── Source material ──

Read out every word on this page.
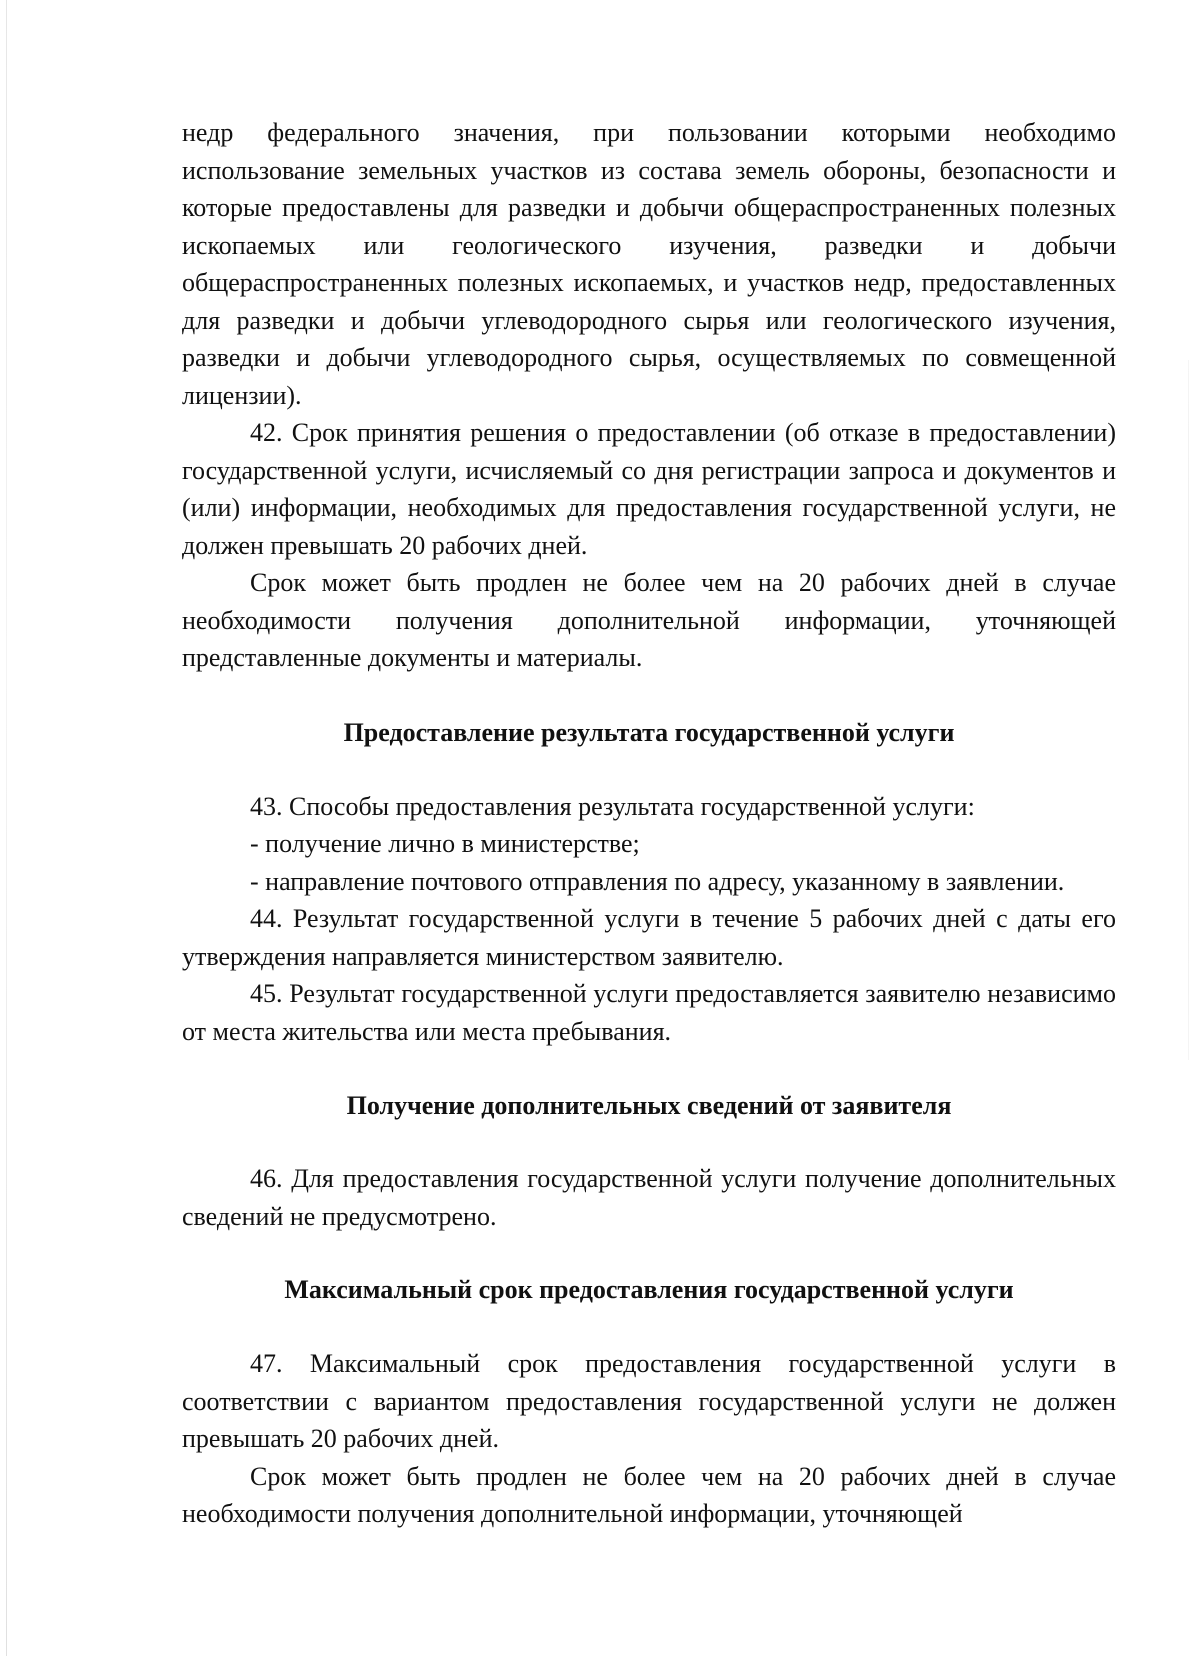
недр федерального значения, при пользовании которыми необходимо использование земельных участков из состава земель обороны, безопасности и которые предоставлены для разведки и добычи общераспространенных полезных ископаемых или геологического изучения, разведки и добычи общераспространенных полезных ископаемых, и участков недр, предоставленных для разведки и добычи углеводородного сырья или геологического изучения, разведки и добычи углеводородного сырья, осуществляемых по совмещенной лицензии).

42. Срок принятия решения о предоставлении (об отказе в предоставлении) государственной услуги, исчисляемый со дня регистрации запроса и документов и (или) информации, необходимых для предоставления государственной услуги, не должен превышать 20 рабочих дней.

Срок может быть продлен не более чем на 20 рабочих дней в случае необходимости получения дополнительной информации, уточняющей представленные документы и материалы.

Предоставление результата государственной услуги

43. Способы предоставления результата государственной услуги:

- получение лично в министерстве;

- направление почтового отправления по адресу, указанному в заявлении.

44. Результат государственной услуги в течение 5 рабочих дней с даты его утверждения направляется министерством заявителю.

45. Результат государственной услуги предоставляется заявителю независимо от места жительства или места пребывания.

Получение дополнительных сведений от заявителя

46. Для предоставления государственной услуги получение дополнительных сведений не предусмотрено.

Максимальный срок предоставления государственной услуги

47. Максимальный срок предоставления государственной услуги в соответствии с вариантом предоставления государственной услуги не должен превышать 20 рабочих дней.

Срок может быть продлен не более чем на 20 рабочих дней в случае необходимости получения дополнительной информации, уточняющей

───
── Source material ──

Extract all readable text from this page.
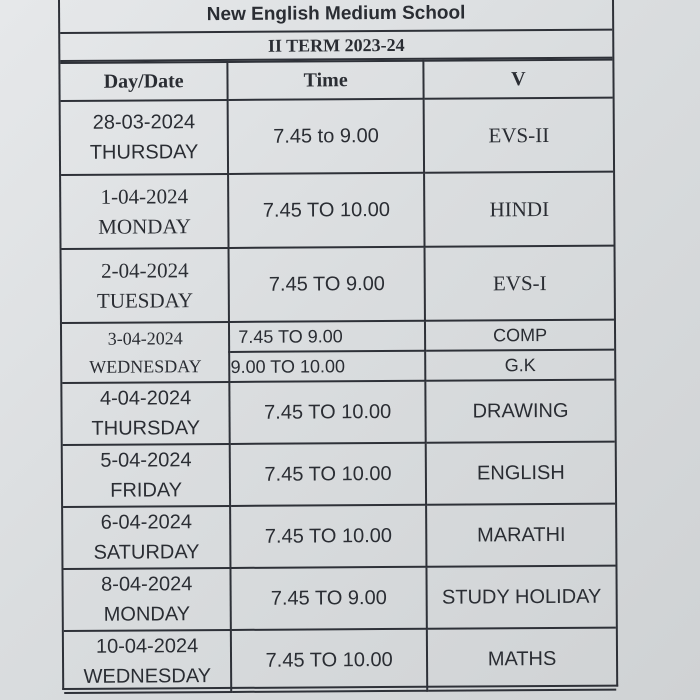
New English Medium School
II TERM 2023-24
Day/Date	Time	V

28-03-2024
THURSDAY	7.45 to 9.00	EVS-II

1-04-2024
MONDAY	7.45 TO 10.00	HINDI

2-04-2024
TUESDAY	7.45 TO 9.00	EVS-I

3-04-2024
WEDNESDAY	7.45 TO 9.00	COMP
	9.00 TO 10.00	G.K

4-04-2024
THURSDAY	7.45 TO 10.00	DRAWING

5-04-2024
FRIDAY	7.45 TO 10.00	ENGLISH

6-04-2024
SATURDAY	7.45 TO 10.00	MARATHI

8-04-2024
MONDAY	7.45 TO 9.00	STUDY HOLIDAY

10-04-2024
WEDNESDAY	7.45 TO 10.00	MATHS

───

- [Task brief] Pull out every line of the records that includes the string "MONDAY".

- [Result of this exercise]
MONDAY	7.45 TO 10.00	HINDI
MONDAY	7.45 TO 9.00	STUDY HOLIDAY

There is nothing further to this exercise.